*Given problem*. Copy each line that contains the string "color".

--- start Material shown ---

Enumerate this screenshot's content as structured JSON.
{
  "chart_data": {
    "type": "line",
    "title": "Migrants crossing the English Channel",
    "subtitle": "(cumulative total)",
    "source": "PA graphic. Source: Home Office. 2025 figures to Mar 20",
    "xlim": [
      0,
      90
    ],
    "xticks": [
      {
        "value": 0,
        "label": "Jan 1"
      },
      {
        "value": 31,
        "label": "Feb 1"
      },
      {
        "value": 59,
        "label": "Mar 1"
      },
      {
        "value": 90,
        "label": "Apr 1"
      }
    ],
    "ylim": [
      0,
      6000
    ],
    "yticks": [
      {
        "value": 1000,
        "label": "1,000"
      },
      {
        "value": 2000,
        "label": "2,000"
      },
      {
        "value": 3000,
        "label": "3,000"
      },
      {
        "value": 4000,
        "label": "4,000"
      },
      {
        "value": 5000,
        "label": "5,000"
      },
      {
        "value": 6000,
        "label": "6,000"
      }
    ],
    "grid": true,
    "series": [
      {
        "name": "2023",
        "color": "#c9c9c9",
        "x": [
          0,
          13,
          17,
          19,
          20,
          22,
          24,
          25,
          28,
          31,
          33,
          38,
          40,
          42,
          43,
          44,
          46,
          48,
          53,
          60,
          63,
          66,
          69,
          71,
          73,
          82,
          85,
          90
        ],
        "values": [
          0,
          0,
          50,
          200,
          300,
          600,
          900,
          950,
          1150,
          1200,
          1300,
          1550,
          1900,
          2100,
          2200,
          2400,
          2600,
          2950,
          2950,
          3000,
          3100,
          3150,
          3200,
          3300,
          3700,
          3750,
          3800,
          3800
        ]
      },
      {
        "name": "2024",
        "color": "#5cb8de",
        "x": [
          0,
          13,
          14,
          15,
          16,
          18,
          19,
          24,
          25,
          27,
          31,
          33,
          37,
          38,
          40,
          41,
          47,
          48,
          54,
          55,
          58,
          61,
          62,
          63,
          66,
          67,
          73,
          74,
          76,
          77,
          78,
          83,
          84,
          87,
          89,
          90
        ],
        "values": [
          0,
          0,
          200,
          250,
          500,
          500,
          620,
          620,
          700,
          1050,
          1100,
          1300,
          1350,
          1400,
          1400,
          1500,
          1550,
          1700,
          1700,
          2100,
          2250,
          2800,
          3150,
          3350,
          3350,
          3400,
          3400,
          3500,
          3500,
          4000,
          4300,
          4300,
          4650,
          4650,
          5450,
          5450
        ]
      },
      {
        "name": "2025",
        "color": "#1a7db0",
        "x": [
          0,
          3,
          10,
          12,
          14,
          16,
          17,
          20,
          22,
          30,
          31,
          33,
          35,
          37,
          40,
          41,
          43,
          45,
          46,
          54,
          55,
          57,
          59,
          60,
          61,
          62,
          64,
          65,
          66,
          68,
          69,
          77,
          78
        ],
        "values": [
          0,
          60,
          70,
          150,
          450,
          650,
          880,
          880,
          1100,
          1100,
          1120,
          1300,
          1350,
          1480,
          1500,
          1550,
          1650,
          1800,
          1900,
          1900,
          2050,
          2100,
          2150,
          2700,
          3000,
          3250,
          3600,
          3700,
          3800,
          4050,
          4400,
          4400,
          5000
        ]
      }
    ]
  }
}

--- end Material shown ---

*Result for this task*.
        "color": "#c9c9c9",
        "color": "#5cb8de",
        "color": "#1a7db0",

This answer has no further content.